| Information provided |
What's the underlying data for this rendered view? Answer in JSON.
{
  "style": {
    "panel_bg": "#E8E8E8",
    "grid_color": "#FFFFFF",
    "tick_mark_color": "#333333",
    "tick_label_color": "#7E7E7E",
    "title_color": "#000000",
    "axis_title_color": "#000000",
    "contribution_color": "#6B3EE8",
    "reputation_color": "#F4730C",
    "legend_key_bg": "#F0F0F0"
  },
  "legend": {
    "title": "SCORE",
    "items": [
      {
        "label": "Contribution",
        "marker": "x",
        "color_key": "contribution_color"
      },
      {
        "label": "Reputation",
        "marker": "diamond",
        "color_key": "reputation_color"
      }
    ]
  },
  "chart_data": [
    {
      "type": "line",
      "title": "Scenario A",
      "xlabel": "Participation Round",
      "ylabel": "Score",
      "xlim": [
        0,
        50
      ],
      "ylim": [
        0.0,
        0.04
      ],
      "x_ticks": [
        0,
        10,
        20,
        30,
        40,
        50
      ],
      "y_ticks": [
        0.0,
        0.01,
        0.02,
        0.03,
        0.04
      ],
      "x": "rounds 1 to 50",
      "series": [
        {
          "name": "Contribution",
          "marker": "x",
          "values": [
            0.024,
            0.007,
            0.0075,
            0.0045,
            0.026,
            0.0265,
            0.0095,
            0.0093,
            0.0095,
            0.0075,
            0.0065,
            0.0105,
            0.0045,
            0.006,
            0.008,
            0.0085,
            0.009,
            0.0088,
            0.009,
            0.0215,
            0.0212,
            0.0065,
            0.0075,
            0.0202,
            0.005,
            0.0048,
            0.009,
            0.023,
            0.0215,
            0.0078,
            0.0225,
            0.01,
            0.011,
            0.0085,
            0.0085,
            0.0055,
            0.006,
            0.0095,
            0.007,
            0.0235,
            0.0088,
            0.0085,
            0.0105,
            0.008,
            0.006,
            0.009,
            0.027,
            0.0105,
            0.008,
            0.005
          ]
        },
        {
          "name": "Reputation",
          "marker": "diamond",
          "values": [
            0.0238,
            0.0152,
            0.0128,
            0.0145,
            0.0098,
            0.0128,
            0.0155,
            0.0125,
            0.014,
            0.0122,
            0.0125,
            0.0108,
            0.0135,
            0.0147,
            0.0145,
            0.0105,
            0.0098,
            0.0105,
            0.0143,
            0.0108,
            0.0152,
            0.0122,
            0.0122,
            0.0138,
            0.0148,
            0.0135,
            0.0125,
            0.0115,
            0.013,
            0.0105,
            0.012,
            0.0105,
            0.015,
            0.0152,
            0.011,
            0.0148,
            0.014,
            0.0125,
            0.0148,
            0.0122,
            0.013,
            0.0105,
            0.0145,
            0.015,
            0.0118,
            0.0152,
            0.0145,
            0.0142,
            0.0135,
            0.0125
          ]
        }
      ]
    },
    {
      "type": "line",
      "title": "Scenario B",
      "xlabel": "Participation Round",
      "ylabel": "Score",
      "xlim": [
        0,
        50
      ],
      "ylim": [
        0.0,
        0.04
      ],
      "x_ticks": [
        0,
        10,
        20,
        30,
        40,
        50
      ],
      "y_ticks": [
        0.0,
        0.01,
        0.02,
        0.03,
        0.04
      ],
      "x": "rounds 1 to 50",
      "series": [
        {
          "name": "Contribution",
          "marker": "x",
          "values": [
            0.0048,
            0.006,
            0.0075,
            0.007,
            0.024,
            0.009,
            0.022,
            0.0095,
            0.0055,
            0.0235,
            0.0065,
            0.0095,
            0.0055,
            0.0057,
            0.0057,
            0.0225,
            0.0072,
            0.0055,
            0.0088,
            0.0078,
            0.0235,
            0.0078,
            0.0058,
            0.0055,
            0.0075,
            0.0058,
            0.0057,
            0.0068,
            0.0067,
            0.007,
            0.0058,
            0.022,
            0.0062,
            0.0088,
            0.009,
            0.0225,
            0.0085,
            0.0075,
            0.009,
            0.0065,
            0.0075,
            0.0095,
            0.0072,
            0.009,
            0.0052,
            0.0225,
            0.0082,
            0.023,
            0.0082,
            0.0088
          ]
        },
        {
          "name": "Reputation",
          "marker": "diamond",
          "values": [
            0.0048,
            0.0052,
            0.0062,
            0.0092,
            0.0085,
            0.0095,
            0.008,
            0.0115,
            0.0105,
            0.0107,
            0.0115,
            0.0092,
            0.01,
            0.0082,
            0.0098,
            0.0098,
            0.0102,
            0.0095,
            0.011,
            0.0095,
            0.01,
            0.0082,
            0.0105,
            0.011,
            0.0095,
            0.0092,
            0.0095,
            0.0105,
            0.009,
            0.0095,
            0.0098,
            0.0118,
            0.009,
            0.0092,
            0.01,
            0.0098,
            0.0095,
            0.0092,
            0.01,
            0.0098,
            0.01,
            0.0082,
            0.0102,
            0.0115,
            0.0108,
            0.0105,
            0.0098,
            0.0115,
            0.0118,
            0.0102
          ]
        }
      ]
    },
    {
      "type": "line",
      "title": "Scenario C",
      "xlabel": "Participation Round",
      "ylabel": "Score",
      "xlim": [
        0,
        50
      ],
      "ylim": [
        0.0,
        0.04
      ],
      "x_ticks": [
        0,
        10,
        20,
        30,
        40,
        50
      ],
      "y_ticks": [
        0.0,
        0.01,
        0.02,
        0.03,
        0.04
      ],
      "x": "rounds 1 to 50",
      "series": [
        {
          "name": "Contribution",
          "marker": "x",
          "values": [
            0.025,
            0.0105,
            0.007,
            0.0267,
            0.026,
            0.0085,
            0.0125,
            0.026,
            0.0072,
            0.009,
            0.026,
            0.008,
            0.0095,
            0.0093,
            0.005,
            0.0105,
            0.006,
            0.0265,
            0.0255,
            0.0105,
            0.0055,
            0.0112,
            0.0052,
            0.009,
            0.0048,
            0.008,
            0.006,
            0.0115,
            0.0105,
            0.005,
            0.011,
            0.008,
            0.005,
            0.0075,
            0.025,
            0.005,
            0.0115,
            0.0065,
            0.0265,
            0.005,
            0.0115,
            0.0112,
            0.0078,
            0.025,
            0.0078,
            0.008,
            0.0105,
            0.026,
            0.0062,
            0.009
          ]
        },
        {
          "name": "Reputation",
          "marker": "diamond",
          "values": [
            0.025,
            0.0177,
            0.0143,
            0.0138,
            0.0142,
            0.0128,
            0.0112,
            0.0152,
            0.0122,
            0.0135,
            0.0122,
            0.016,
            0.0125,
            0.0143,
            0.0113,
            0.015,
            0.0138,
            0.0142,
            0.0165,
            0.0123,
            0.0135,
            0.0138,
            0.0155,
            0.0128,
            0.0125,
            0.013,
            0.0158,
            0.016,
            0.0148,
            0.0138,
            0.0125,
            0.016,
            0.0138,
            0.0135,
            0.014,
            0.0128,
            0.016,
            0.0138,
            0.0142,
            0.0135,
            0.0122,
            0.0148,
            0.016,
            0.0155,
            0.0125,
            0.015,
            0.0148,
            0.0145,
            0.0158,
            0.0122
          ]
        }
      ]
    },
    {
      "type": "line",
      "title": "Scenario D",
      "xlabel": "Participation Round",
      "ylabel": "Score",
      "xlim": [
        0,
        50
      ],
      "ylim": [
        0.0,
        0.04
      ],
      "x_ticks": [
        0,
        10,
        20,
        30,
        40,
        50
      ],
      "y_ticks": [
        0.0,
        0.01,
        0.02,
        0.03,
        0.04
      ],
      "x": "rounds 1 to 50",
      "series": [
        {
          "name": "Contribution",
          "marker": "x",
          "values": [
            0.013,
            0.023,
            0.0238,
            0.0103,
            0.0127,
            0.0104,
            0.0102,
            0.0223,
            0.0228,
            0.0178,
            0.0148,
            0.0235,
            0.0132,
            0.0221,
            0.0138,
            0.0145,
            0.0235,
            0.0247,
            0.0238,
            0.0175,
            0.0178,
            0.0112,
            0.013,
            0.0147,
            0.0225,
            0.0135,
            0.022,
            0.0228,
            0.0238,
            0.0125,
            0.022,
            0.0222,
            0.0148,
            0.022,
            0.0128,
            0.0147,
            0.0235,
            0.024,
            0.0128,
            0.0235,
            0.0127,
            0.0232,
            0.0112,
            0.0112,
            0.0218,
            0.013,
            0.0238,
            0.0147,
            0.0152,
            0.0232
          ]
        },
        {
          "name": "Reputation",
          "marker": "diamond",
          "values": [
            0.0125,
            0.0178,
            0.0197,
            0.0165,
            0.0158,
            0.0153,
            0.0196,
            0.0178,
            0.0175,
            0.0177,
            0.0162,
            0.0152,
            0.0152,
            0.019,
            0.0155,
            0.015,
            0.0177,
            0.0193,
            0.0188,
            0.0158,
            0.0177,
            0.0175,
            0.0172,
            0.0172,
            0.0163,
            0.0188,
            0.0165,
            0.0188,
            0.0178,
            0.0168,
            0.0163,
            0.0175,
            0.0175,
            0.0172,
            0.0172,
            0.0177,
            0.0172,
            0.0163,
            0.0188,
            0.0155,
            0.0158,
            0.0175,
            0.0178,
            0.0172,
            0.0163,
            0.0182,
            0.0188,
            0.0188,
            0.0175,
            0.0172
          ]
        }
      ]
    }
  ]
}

| Stated problem |
Lines containing the word "Scenario" are to be tallied; report only the total.

| Problem solution |
4